GIVEN PROBLEM:
Any picture among the records should be left out, please; retype the rest exactly.

[Stored data]
* START *
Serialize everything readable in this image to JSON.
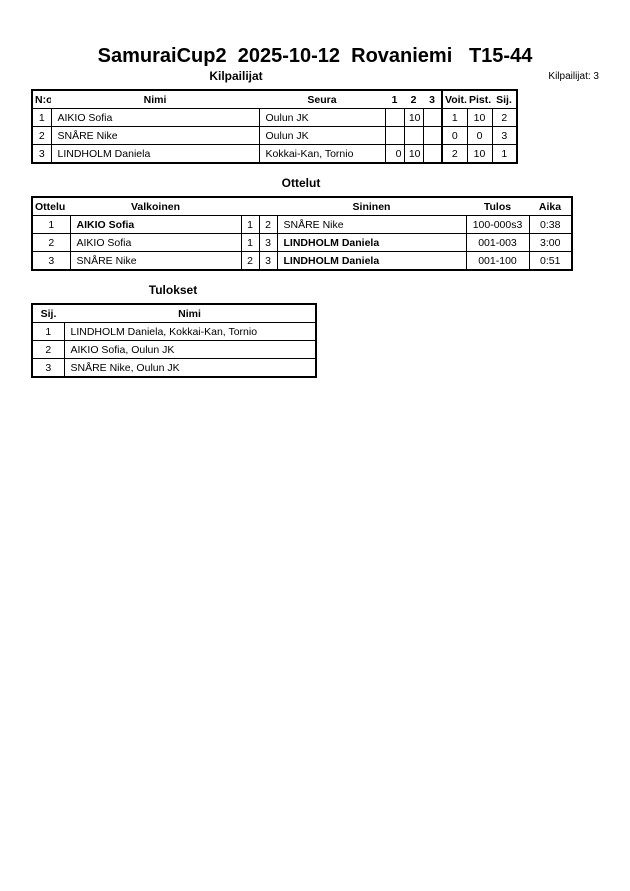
{
  "title": "SamuraiCup2  2025-10-12  Rovaniemi   T15-44",
  "competitors": {
    "heading": "Kilpailijat",
    "count_label": "Kilpailijat: 3",
    "headers": [
      "N:o",
      "Nimi",
      "Seura",
      "1",
      "2",
      "3",
      "Voit.",
      "Pist.",
      "Sij."
    ],
    "rows": [
      [
        "1",
        "AIKIO Sofia",
        "Oulun JK",
        "",
        "10",
        "",
        "1",
        "10",
        "2"
      ],
      [
        "2",
        "SNÅRE Nike",
        "Oulun JK",
        "",
        "",
        "",
        "0",
        "0",
        "3"
      ],
      [
        "3",
        "LINDHOLM Daniela",
        "Kokkai-Kan, Tornio",
        "0",
        "10",
        "",
        "2",
        "10",
        "1"
      ]
    ]
  },
  "matches": {
    "heading": "Ottelut",
    "headers": [
      "Ottelu",
      "Valkoinen",
      "",
      "",
      "Sininen",
      "Tulos",
      "Aika"
    ],
    "rows": [
      {
        "cells": [
          "1",
          "AIKIO Sofia",
          "1",
          "2",
          "SNÅRE Nike",
          "100-000s3",
          "0:38"
        ],
        "winner": "white"
      },
      {
        "cells": [
          "2",
          "AIKIO Sofia",
          "1",
          "3",
          "LINDHOLM Daniela",
          "001-003",
          "3:00"
        ],
        "winner": "blue"
      },
      {
        "cells": [
          "3",
          "SNÅRE Nike",
          "2",
          "3",
          "LINDHOLM Daniela",
          "001-100",
          "0:51"
        ],
        "winner": "blue"
      }
    ]
  },
  "results": {
    "heading": "Tulokset",
    "headers": [
      "Sij.",
      "Nimi"
    ],
    "rows": [
      [
        "1",
        "LINDHOLM Daniela, Kokkai-Kan, Tornio"
      ],
      [
        "2",
        "AIKIO Sofia, Oulun JK"
      ],
      [
        "3",
        "SNÅRE Nike, Oulun JK"
      ]
    ]
  }
}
* END *
OUTPUT OF THE TASK:
Serialize everything readable in this image to JSON.
{
  "title": "SamuraiCup2  2025-10-12  Rovaniemi   T15-44",
  "competitors": {
    "heading": "Kilpailijat",
    "count_label": "Kilpailijat: 3",
    "headers": [
      "N:o",
      "Nimi",
      "Seura",
      "1",
      "2",
      "3",
      "Voit.",
      "Pist.",
      "Sij."
    ],
    "rows": [
      [
        "1",
        "AIKIO Sofia",
        "Oulun JK",
        "",
        "10",
        "",
        "1",
        "10",
        "2"
      ],
      [
        "2",
        "SNÅRE Nike",
        "Oulun JK",
        "",
        "",
        "",
        "0",
        "0",
        "3"
      ],
      [
        "3",
        "LINDHOLM Daniela",
        "Kokkai-Kan, Tornio",
        "0",
        "10",
        "",
        "2",
        "10",
        "1"
      ]
    ]
  },
  "matches": {
    "heading": "Ottelut",
    "headers": [
      "Ottelu",
      "Valkoinen",
      "",
      "",
      "Sininen",
      "Tulos",
      "Aika"
    ],
    "rows": [
      {
        "cells": [
          "1",
          "AIKIO Sofia",
          "1",
          "2",
          "SNÅRE Nike",
          "100-000s3",
          "0:38"
        ],
        "winner": "white"
      },
      {
        "cells": [
          "2",
          "AIKIO Sofia",
          "1",
          "3",
          "LINDHOLM Daniela",
          "001-003",
          "3:00"
        ],
        "winner": "blue"
      },
      {
        "cells": [
          "3",
          "SNÅRE Nike",
          "2",
          "3",
          "LINDHOLM Daniela",
          "001-100",
          "0:51"
        ],
        "winner": "blue"
      }
    ]
  },
  "results": {
    "heading": "Tulokset",
    "headers": [
      "Sij.",
      "Nimi"
    ],
    "rows": [
      [
        "1",
        "LINDHOLM Daniela, Kokkai-Kan, Tornio"
      ],
      [
        "2",
        "AIKIO Sofia, Oulun JK"
      ],
      [
        "3",
        "SNÅRE Nike, Oulun JK"
      ]
    ]
  }
}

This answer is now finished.